[Collected data entries]
■ ■ ■ ■ ■ ■ ■

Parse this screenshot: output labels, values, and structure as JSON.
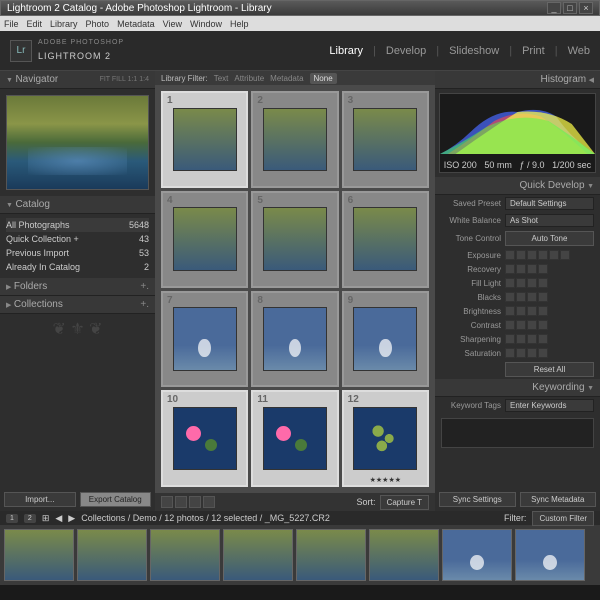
{
  "window": {
    "title": "Lightroom 2 Catalog - Adobe Photoshop Lightroom - Library"
  },
  "menu": [
    "File",
    "Edit",
    "Library",
    "Photo",
    "Metadata",
    "View",
    "Window",
    "Help"
  ],
  "app": {
    "sub": "ADOBE PHOTOSHOP",
    "name": "LIGHTROOM 2",
    "logo": "Lr"
  },
  "modules": [
    "Library",
    "Develop",
    "Slideshow",
    "Print",
    "Web"
  ],
  "navigator": {
    "title": "Navigator",
    "opts": "FIT  FILL  1:1  1:4"
  },
  "catalog": {
    "title": "Catalog",
    "items": [
      {
        "name": "All Photographs",
        "count": "5648"
      },
      {
        "name": "Quick Collection  +",
        "count": "43"
      },
      {
        "name": "Previous Import",
        "count": "53"
      },
      {
        "name": "Already In Catalog",
        "count": "2"
      }
    ]
  },
  "folders": {
    "title": "Folders"
  },
  "collections": {
    "title": "Collections"
  },
  "import": "Import...",
  "export": "Export Catalog",
  "filter": {
    "label": "Library Filter:",
    "opts": [
      "Text",
      "Attribute",
      "Metadata",
      "None"
    ]
  },
  "sort": {
    "label": "Sort:",
    "value": "Capture T"
  },
  "histogram": {
    "title": "Histogram",
    "iso": "ISO 200",
    "focal": "50 mm",
    "aperture": "ƒ / 9.0",
    "shutter": "1/200 sec"
  },
  "quickdev": {
    "title": "Quick Develop",
    "preset": {
      "lbl": "Saved Preset",
      "val": "Default Settings"
    },
    "wb": {
      "lbl": "White Balance",
      "val": "As Shot"
    },
    "tone": {
      "lbl": "Tone Control",
      "val": "Auto Tone"
    },
    "sliders": [
      "Exposure",
      "Recovery",
      "Fill Light",
      "Blacks",
      "Brightness",
      "Contrast",
      "Sharpening",
      "Saturation"
    ],
    "reset": "Reset All"
  },
  "keywording": {
    "title": "Keywording",
    "tags": "Keyword Tags",
    "enter": "Enter Keywords"
  },
  "sync": {
    "settings": "Sync Settings",
    "metadata": "Sync Metadata"
  },
  "filmbar": {
    "path": "Collections / Demo / 12 photos / 12 selected / _MG_5227.CR2",
    "filter": "Filter:",
    "custom": "Custom Filter"
  }
}
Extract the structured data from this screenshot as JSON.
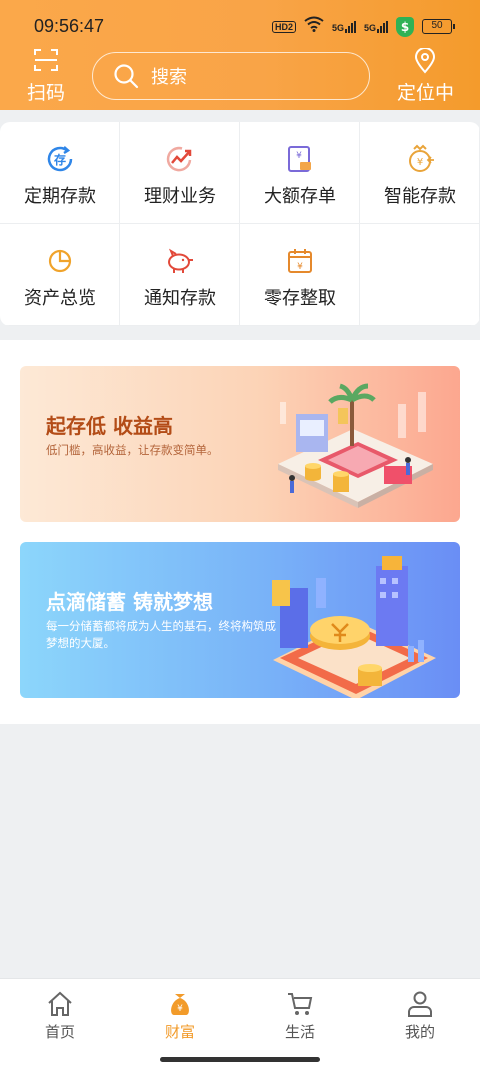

■ ■ ■ ■ ■ ■ ■

[Given request]
For each line in the data above that contains the string "this", extract the line.

[Solution to the problem]
Parse this screenshot: output labels, values, and structure as JSON.
Extract the structured data from this screenshot as JSON.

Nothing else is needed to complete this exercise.